SHORT PROBLEM ::
Count every line in the entries that follow where the word "excellent" appears, then state only the total.

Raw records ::
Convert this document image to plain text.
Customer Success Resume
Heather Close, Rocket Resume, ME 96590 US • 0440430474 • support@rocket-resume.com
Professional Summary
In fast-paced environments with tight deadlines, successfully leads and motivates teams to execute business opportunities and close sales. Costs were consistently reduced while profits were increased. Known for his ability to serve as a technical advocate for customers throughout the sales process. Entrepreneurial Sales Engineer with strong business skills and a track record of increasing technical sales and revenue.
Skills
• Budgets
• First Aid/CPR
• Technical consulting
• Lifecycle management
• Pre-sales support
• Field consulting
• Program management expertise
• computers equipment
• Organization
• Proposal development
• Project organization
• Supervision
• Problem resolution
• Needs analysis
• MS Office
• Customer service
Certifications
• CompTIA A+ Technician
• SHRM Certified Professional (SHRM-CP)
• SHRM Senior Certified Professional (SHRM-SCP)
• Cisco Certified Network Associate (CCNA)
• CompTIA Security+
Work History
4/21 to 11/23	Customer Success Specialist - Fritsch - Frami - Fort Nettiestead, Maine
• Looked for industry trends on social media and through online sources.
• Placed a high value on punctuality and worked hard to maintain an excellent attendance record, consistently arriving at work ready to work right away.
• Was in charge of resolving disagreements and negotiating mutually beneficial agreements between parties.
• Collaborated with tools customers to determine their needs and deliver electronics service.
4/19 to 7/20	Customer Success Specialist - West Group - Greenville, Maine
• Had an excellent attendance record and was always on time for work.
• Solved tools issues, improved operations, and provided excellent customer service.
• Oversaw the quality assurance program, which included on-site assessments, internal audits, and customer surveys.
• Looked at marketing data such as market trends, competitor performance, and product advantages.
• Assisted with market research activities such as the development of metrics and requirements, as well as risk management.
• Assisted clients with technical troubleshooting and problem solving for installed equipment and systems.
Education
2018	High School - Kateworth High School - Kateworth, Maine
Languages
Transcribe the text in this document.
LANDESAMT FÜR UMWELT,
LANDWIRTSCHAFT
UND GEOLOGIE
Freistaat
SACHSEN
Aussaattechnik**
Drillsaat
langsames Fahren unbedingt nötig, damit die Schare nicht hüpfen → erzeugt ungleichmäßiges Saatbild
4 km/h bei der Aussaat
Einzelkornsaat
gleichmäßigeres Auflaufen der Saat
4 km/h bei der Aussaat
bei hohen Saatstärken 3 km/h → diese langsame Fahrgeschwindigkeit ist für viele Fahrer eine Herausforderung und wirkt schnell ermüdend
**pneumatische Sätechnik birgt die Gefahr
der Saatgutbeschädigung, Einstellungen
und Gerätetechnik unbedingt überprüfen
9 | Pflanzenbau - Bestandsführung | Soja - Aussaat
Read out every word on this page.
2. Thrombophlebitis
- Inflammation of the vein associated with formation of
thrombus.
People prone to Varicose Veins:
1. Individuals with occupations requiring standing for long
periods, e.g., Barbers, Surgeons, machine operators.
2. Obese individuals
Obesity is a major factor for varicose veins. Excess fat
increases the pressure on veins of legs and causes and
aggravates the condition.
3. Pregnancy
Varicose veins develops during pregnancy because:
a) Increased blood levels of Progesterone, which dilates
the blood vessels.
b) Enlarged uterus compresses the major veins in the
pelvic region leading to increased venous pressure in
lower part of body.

REPLY ::
3